= Raw data =
::::::::::

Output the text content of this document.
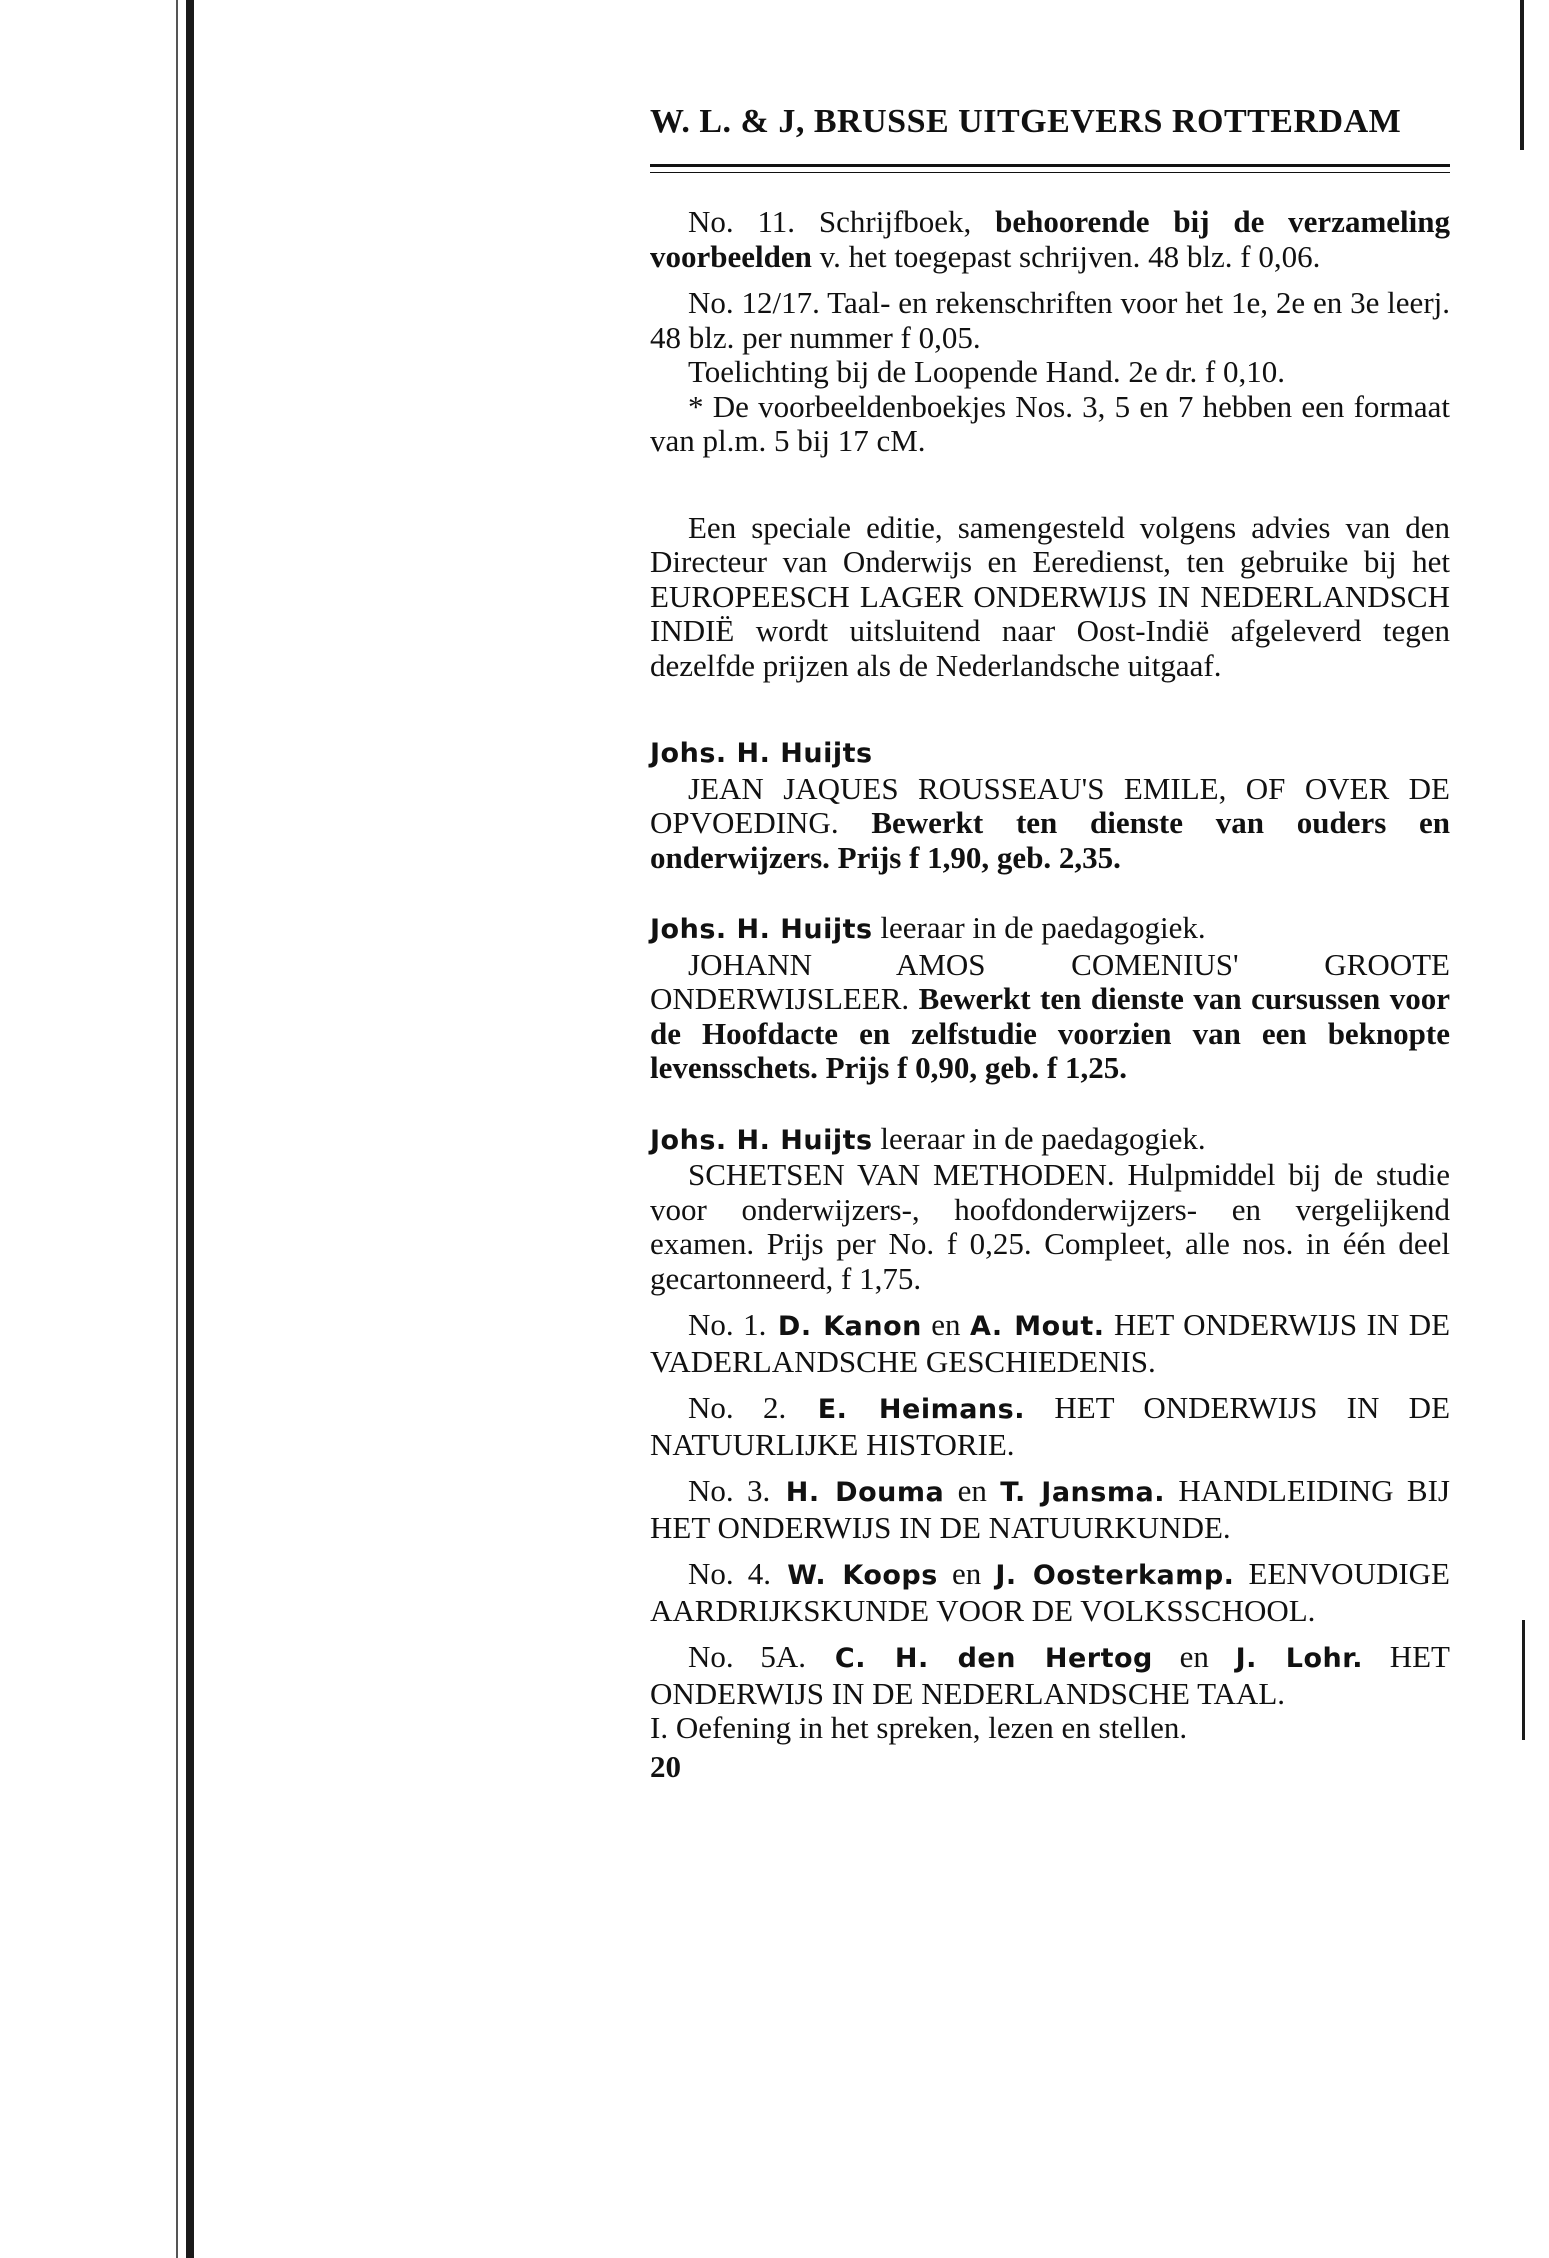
W. L. & J, BRUSSE UITGEVERS ROTTERDAM

No. 11. Schrijfboek, behoorende bij de verzameling voorbeelden v. het toegepast schrijven. 48 blz. f 0,06.

No. 12/17. Taal- en rekenschriften voor het 1e, 2e en 3e leerj. 48 blz. per nummer f 0,05.

Toelichting bij de Loopende Hand. 2e dr. f 0,10.

* De voorbeeldenboekjes Nos. 3, 5 en 7 hebben een formaat van pl.m. 5 bij 17 cM.

Een speciale editie, samengesteld volgens advies van den Directeur van Onderwijs en Eeredienst, ten gebruike bij het EUROPEESCH LAGER ONDERWIJS IN NEDERLANDSCH INDIË wordt uitsluitend naar Oost-Indië afgeleverd tegen dezelfde prijzen als de Nederlandsche uitgaaf.

Johs. H. Huijts
JEAN JAQUES ROUSSEAU'S EMILE, OF OVER DE OPVOEDING. Bewerkt ten dienste van ouders en onderwijzers. Prijs f 1,90, geb. 2,35.

Johs. H. Huijts leeraar in de paedagogiek.
JOHANN AMOS COMENIUS' GROOTE ONDERWIJSLEER. Bewerkt ten dienste van cursussen voor de Hoofdacte en zelfstudie voorzien van een beknopte levensschets. Prijs f 0,90, geb. f 1,25.

Johs. H. Huijts leeraar in de paedagogiek.
SCHETSEN VAN METHODEN. Hulpmiddel bij de studie voor onderwijzers-, hoofdonderwijzers- en vergelijkend examen. Prijs per No. f 0,25. Compleet, alle nos. in één deel gecartonneerd, f 1,75.

No. 1. D. Kanon en A. Mout. HET ONDERWIJS IN DE VADERLANDSCHE GESCHIEDENIS.

No. 2. E. Heimans. HET ONDERWIJS IN DE NATUURLIJKE HISTORIE.

No. 3. H. Douma en T. Jansma. HANDLEIDING BIJ HET ONDERWIJS IN DE NATUURKUNDE.

No. 4. W. Koops en J. Oosterkamp. EENVOUDIGE AARDRIJKSKUNDE VOOR DE VOLKSSCHOOL.

No. 5A. C. H. den Hertog en J. Lohr. HET ONDERWIJS IN DE NEDERLANDSCHE TAAL.

I. Oefening in het spreken, lezen en stellen.

20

::::::::::

= Directive =
Without the pictures, write out the whole listing above exactly as it appears.

= Answer to this exercise =
Output the text content of this document.
W. L. & J, BRUSSE UITGEVERS ROTTERDAM

No. 11. Schrijfboek, behoorende bij de verzameling voorbeelden v. het toegepast schrijven. 48 blz. f 0,06.

No. 12/17. Taal- en rekenschriften voor het 1e, 2e en 3e leerj. 48 blz. per nummer f 0,05.

Toelichting bij de Loopende Hand. 2e dr. f 0,10.

* De voorbeeldenboekjes Nos. 3, 5 en 7 hebben een formaat van pl.m. 5 bij 17 cM.

Een speciale editie, samengesteld volgens advies van den Directeur van Onderwijs en Eeredienst, ten gebruike bij het EUROPEESCH LAGER ONDERWIJS IN NEDERLANDSCH INDIË wordt uitsluitend naar Oost-Indië afgeleverd tegen dezelfde prijzen als de Nederlandsche uitgaaf.

Johs. H. Huijts
JEAN JAQUES ROUSSEAU'S EMILE, OF OVER DE OPVOEDING. Bewerkt ten dienste van ouders en onderwijzers. Prijs f 1,90, geb. 2,35.

Johs. H. Huijts leeraar in de paedagogiek.
JOHANN AMOS COMENIUS' GROOTE ONDERWIJSLEER. Bewerkt ten dienste van cursussen voor de Hoofdacte en zelfstudie voorzien van een beknopte levensschets. Prijs f 0,90, geb. f 1,25.

Johs. H. Huijts leeraar in de paedagogiek.
SCHETSEN VAN METHODEN. Hulpmiddel bij de studie voor onderwijzers-, hoofdonderwijzers- en vergelijkend examen. Prijs per No. f 0,25. Compleet, alle nos. in één deel gecartonneerd, f 1,75.

No. 1. D. Kanon en A. Mout. HET ONDERWIJS IN DE VADERLANDSCHE GESCHIEDENIS.

No. 2. E. Heimans. HET ONDERWIJS IN DE NATUURLIJKE HISTORIE.

No. 3. H. Douma en T. Jansma. HANDLEIDING BIJ HET ONDERWIJS IN DE NATUURKUNDE.

No. 4. W. Koops en J. Oosterkamp. EENVOUDIGE AARDRIJKSKUNDE VOOR DE VOLKSSCHOOL.

No. 5A. C. H. den Hertog en J. Lohr. HET ONDERWIJS IN DE NEDERLANDSCHE TAAL.

I. Oefening in het spreken, lezen en stellen.

20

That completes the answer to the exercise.